> REQUIRED WORK
Provide an exact transcription of all the records.

-------- ENTRIES SUPPLIED

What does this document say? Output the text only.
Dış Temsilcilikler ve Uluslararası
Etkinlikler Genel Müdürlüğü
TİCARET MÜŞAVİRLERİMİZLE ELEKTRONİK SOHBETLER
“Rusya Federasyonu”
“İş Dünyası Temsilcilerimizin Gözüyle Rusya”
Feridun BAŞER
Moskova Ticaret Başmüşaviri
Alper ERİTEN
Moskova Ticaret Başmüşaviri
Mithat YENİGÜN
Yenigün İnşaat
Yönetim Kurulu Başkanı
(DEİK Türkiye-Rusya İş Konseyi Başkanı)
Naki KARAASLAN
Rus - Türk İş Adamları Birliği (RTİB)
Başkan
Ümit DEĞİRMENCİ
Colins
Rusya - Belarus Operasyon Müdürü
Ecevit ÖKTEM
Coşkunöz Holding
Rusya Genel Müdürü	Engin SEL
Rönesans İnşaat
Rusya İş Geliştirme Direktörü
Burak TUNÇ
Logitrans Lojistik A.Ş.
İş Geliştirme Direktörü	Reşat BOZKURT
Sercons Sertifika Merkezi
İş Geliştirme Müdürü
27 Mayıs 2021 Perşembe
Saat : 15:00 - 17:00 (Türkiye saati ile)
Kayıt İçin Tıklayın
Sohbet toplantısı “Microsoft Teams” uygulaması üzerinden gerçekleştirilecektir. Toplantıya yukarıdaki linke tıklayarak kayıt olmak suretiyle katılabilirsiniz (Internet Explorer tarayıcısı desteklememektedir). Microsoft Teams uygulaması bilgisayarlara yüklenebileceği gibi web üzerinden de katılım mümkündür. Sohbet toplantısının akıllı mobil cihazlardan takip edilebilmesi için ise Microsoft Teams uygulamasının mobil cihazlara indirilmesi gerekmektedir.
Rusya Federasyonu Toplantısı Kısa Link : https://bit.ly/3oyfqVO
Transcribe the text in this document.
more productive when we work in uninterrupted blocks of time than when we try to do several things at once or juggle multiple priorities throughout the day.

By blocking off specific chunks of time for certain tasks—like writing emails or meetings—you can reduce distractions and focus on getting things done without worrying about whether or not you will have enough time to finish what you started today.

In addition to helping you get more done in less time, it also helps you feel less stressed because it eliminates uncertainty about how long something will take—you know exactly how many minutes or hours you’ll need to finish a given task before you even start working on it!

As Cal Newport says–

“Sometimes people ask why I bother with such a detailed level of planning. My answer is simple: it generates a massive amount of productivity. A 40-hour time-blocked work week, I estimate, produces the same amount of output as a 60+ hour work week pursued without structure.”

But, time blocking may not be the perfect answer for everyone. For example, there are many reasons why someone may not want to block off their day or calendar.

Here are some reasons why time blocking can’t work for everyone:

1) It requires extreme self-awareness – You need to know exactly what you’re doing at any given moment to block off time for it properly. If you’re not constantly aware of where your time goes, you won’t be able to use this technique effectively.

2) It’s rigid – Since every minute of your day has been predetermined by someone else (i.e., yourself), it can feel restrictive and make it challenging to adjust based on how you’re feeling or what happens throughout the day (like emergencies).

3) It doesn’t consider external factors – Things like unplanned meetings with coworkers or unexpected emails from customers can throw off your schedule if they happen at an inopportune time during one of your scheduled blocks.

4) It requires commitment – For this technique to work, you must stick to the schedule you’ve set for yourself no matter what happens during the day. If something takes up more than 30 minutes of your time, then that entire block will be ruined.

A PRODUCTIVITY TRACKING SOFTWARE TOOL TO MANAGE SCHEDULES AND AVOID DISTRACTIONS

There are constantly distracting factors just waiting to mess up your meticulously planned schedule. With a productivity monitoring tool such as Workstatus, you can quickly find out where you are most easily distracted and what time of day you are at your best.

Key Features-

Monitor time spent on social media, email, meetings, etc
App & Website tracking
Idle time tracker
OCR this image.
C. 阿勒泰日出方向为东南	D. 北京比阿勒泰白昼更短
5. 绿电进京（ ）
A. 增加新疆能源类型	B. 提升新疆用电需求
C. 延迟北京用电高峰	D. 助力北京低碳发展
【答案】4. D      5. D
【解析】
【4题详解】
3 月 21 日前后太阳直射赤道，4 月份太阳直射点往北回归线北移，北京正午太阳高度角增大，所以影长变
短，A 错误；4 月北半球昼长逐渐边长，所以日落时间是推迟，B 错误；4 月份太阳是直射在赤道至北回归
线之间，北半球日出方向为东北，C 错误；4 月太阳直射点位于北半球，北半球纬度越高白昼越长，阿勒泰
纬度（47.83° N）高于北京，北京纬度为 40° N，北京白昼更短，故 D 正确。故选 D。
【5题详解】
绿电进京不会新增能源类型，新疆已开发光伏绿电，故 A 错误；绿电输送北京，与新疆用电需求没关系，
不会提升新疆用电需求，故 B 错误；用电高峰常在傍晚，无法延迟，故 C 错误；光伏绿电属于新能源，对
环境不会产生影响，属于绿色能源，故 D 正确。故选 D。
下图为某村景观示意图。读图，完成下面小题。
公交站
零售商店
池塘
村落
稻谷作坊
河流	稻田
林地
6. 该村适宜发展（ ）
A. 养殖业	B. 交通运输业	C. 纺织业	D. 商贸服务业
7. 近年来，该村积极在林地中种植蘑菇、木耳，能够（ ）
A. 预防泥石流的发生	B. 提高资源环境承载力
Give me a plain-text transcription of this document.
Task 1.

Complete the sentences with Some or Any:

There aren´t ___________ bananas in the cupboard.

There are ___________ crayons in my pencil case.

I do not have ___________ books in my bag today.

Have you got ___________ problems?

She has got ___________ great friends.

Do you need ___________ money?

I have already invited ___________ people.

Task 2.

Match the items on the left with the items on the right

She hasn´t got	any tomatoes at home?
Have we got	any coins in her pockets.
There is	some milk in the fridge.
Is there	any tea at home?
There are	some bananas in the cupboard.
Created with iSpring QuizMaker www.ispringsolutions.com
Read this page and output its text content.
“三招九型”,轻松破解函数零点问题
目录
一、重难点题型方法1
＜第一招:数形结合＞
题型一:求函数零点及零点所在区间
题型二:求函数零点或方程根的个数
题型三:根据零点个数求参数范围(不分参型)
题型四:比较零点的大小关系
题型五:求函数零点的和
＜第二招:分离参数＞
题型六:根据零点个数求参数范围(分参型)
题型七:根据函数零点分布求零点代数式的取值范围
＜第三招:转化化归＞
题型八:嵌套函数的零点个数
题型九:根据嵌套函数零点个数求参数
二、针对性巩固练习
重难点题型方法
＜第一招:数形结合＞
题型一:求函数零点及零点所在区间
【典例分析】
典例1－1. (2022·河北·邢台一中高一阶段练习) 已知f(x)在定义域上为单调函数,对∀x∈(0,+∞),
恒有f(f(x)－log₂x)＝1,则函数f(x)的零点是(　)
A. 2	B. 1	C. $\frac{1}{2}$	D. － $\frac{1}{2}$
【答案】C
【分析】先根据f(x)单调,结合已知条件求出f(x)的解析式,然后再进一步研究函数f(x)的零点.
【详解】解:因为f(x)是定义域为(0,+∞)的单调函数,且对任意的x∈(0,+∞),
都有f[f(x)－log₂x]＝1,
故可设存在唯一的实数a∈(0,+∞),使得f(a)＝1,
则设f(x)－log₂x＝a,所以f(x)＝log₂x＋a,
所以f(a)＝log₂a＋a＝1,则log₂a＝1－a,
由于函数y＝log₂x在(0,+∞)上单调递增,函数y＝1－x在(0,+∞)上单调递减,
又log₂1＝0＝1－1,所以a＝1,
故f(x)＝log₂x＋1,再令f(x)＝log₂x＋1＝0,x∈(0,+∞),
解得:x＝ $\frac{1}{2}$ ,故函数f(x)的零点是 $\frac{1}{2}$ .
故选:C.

----------------

> RESULT FOR THIS TASK
What does this document say? Output the text only.
Dış Temsilcilikler ve Uluslararası
Etkinlikler Genel Müdürlüğü
TİCARET MÜŞAVİRLERİMİZLE ELEKTRONİK SOHBETLER
“Rusya Federasyonu”
“İş Dünyası Temsilcilerimizin Gözüyle Rusya”
Feridun BAŞER
Moskova Ticaret Başmüşaviri
Alper ERİTEN
Moskova Ticaret Başmüşaviri
Mithat YENİGÜN
Yenigün İnşaat
Yönetim Kurulu Başkanı
(DEİK Türkiye-Rusya İş Konseyi Başkanı)
Naki KARAASLAN
Rus - Türk İş Adamları Birliği (RTİB)
Başkan
Ümit DEĞİRMENCİ
Colins
Rusya - Belarus Operasyon Müdürü
Ecevit ÖKTEM
Coşkunöz Holding
Rusya Genel Müdürü	Engin SEL
Rönesans İnşaat
Rusya İş Geliştirme Direktörü
Burak TUNÇ
Logitrans Lojistik A.Ş.
İş Geliştirme Direktörü	Reşat BOZKURT
Sercons Sertifika Merkezi
İş Geliştirme Müdürü
27 Mayıs 2021 Perşembe
Saat : 15:00 - 17:00 (Türkiye saati ile)
Kayıt İçin Tıklayın
Sohbet toplantısı “Microsoft Teams” uygulaması üzerinden gerçekleştirilecektir. Toplantıya yukarıdaki linke tıklayarak kayıt olmak suretiyle katılabilirsiniz (Internet Explorer tarayıcısı desteklememektedir). Microsoft Teams uygulaması bilgisayarlara yüklenebileceği gibi web üzerinden de katılım mümkündür. Sohbet toplantısının akıllı mobil cihazlardan takip edilebilmesi için ise Microsoft Teams uygulamasının mobil cihazlara indirilmesi gerekmektedir.
Rusya Federasyonu Toplantısı Kısa Link : https://bit.ly/3oyfqVO
Transcribe the text in this document.
more productive when we work in uninterrupted blocks of time than when we try to do several things at once or juggle multiple priorities throughout the day.

By blocking off specific chunks of time for certain tasks—like writing emails or meetings—you can reduce distractions and focus on getting things done without worrying about whether or not you will have enough time to finish what you started today.

In addition to helping you get more done in less time, it also helps you feel less stressed because it eliminates uncertainty about how long something will take—you know exactly how many minutes or hours you’ll need to finish a given task before you even start working on it!

As Cal Newport says–

“Sometimes people ask why I bother with such a detailed level of planning. My answer is simple: it generates a massive amount of productivity. A 40-hour time-blocked work week, I estimate, produces the same amount of output as a 60+ hour work week pursued without structure.”

But, time blocking may not be the perfect answer for everyone. For example, there are many reasons why someone may not want to block off their day or calendar.

Here are some reasons why time blocking can’t work for everyone:

1) It requires extreme self-awareness – You need to know exactly what you’re doing at any given moment to block off time for it properly. If you’re not constantly aware of where your time goes, you won’t be able to use this technique effectively.

2) It’s rigid – Since every minute of your day has been predetermined by someone else (i.e., yourself), it can feel restrictive and make it challenging to adjust based on how you’re feeling or what happens throughout the day (like emergencies).

3) It doesn’t consider external factors – Things like unplanned meetings with coworkers or unexpected emails from customers can throw off your schedule if they happen at an inopportune time during one of your scheduled blocks.

4) It requires commitment – For this technique to work, you must stick to the schedule you’ve set for yourself no matter what happens during the day. If something takes up more than 30 minutes of your time, then that entire block will be ruined.

A PRODUCTIVITY TRACKING SOFTWARE TOOL TO MANAGE SCHEDULES AND AVOID DISTRACTIONS

There are constantly distracting factors just waiting to mess up your meticulously planned schedule. With a productivity monitoring tool such as Workstatus, you can quickly find out where you are most easily distracted and what time of day you are at your best.

Key Features-

Monitor time spent on social media, email, meetings, etc
App & Website tracking
Idle time tracker
OCR this image.
C. 阿勒泰日出方向为东南	D. 北京比阿勒泰白昼更短
5. 绿电进京（ ）
A. 增加新疆能源类型	B. 提升新疆用电需求
C. 延迟北京用电高峰	D. 助力北京低碳发展
【答案】4. D      5. D
【解析】
【4题详解】
3 月 21 日前后太阳直射赤道，4 月份太阳直射点往北回归线北移，北京正午太阳高度角增大，所以影长变
短，A 错误；4 月北半球昼长逐渐边长，所以日落时间是推迟，B 错误；4 月份太阳是直射在赤道至北回归
线之间，北半球日出方向为东北，C 错误；4 月太阳直射点位于北半球，北半球纬度越高白昼越长，阿勒泰
纬度（47.83° N）高于北京，北京纬度为 40° N，北京白昼更短，故 D 正确。故选 D。
【5题详解】
绿电进京不会新增能源类型，新疆已开发光伏绿电，故 A 错误；绿电输送北京，与新疆用电需求没关系，
不会提升新疆用电需求，故 B 错误；用电高峰常在傍晚，无法延迟，故 C 错误；光伏绿电属于新能源，对
环境不会产生影响，属于绿色能源，故 D 正确。故选 D。
下图为某村景观示意图。读图，完成下面小题。
公交站
零售商店
池塘
村落
稻谷作坊
河流	稻田
林地
6. 该村适宜发展（ ）
A. 养殖业	B. 交通运输业	C. 纺织业	D. 商贸服务业
7. 近年来，该村积极在林地中种植蘑菇、木耳，能够（ ）
A. 预防泥石流的发生	B. 提高资源环境承载力
Give me a plain-text transcription of this document.
Task 1.

Complete the sentences with Some or Any:

There aren´t ___________ bananas in the cupboard.

There are ___________ crayons in my pencil case.

I do not have ___________ books in my bag today.

Have you got ___________ problems?

She has got ___________ great friends.

Do you need ___________ money?

I have already invited ___________ people.

Task 2.

Match the items on the left with the items on the right

She hasn´t got	any tomatoes at home?
Have we got	any coins in her pockets.
There is	some milk in the fridge.
Is there	any tea at home?
There are	some bananas in the cupboard.
Created with iSpring QuizMaker www.ispringsolutions.com
Read this page and output its text content.
“三招九型”,轻松破解函数零点问题
目录
一、重难点题型方法1
＜第一招:数形结合＞
题型一:求函数零点及零点所在区间
题型二:求函数零点或方程根的个数
题型三:根据零点个数求参数范围(不分参型)
题型四:比较零点的大小关系
题型五:求函数零点的和
＜第二招:分离参数＞
题型六:根据零点个数求参数范围(分参型)
题型七:根据函数零点分布求零点代数式的取值范围
＜第三招:转化化归＞
题型八:嵌套函数的零点个数
题型九:根据嵌套函数零点个数求参数
二、针对性巩固练习
重难点题型方法
＜第一招:数形结合＞
题型一:求函数零点及零点所在区间
【典例分析】
典例1－1. (2022·河北·邢台一中高一阶段练习) 已知f(x)在定义域上为单调函数,对∀x∈(0,+∞),
恒有f(f(x)－log₂x)＝1,则函数f(x)的零点是(　)
A. 2	B. 1	C. $\frac{1}{2}$	D. － $\frac{1}{2}$
【答案】C
【分析】先根据f(x)单调,结合已知条件求出f(x)的解析式,然后再进一步研究函数f(x)的零点.
【详解】解:因为f(x)是定义域为(0,+∞)的单调函数,且对任意的x∈(0,+∞),
都有f[f(x)－log₂x]＝1,
故可设存在唯一的实数a∈(0,+∞),使得f(a)＝1,
则设f(x)－log₂x＝a,所以f(x)＝log₂x＋a,
所以f(a)＝log₂a＋a＝1,则log₂a＝1－a,
由于函数y＝log₂x在(0,+∞)上单调递增,函数y＝1－x在(0,+∞)上单调递减,
又log₂1＝0＝1－1,所以a＝1,
故f(x)＝log₂x＋1,再令f(x)＝log₂x＋1＝0,x∈(0,+∞),
解得:x＝ $\frac{1}{2}$ ,故函数f(x)的零点是 $\frac{1}{2}$ .
故选:C.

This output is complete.